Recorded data
###

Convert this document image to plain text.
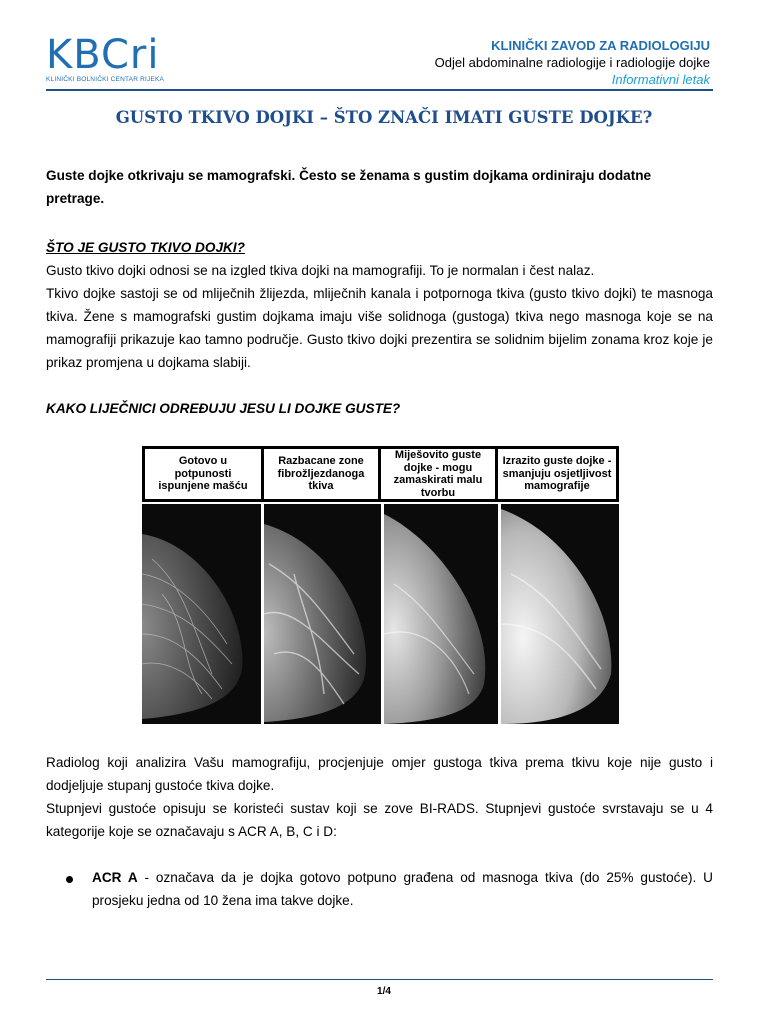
KBCri
KLINIČKI BOLNIČKI CENTAR RIJEKA
KLINIČKI ZAVOD ZA RADIOLOGIJU
Odjel abdominalne radiologije i radiologije dojke
Informativni letak
GUSTO TKIVO DOJKI – ŠTO ZNAČI IMATI GUSTE DOJKE?
Guste dojke otkrivaju se mamografski. Često se ženama s gustim dojkama ordiniraju dodatne pretrage.
ŠTO JE GUSTO TKIVO DOJKI?
Gusto tkivo dojki odnosi se na izgled tkiva dojki na mamografiji. To je normalan i čest nalaz.
Tkivo dojke sastoji se od mliječnih žlijezda, mliječnih kanala i potpornoga tkiva (gusto tkivo dojki) te masnoga tkiva. Žene s mamografski gustim dojkama imaju više solidnoga (gustoga) tkiva nego masnoga koje se na mamografiji prikazuje kao tamno područje. Gusto tkivo dojki prezentira se solidnim bijelim zonama kroz koje je prikaz promjena u dojkama slabiji.
KAKO LIJEČNICI ODREĐUJU JESU LI DOJKE GUSTE?
Gotovo u potpunosti ispunjene mašću
Razbacane zone fibrožljezdanoga tkiva
Miješovito guste dojke - mogu zamaskirati malu tvorbu
Izrazito guste dojke - smanjuju osjetljivost mamografije
Radiolog koji analizira Vašu mamografiju, procjenjuje omjer gustoga tkiva prema tkivu koje nije gusto i dodjeljuje stupanj gustoće tkiva dojke.
Stupnjevi gustoće opisuju se koristeći sustav koji se zove BI-RADS. Stupnjevi gustoće svrstavaju se u 4 kategorije koje se označavaju s ACR A, B, C i D:
ACR A - označava da je dojka gotovo potpuno građena od masnoga tkiva (do 25% gustoće). U prosjeku jedna od 10 žena ima takve dojke.
1/4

###

» WRITTEN INSTRUCTION:
Repeat the material above in full and exactly, omitting the pictures.

» SOLUTION TO THIS TASK:
Convert this document image to plain text.
KBCri
KLINIČKI BOLNIČKI CENTAR RIJEKA
KLINIČKI ZAVOD ZA RADIOLOGIJU
Odjel abdominalne radiologije i radiologije dojke
Informativni letak
GUSTO TKIVO DOJKI – ŠTO ZNAČI IMATI GUSTE DOJKE?
Guste dojke otkrivaju se mamografski. Često se ženama s gustim dojkama ordiniraju dodatne pretrage.
ŠTO JE GUSTO TKIVO DOJKI?
Gusto tkivo dojki odnosi se na izgled tkiva dojki na mamografiji. To je normalan i čest nalaz.
Tkivo dojke sastoji se od mliječnih žlijezda, mliječnih kanala i potpornoga tkiva (gusto tkivo dojki) te masnoga tkiva. Žene s mamografski gustim dojkama imaju više solidnoga (gustoga) tkiva nego masnoga koje se na mamografiji prikazuje kao tamno područje. Gusto tkivo dojki prezentira se solidnim bijelim zonama kroz koje je prikaz promjena u dojkama slabiji.
KAKO LIJEČNICI ODREĐUJU JESU LI DOJKE GUSTE?
Gotovo u potpunosti ispunjene mašću
Razbacane zone fibrožljezdanoga tkiva
Miješovito guste dojke - mogu zamaskirati malu tvorbu
Izrazito guste dojke - smanjuju osjetljivost mamografije
Radiolog koji analizira Vašu mamografiju, procjenjuje omjer gustoga tkiva prema tkivu koje nije gusto i dodjeljuje stupanj gustoće tkiva dojke.
Stupnjevi gustoće opisuju se koristeći sustav koji se zove BI-RADS. Stupnjevi gustoće svrstavaju se u 4 kategorije koje se označavaju s ACR A, B, C i D:
ACR A - označava da je dojka gotovo potpuno građena od masnoga tkiva (do 25% gustoće). U prosjeku jedna od 10 žena ima takve dojke.
1/4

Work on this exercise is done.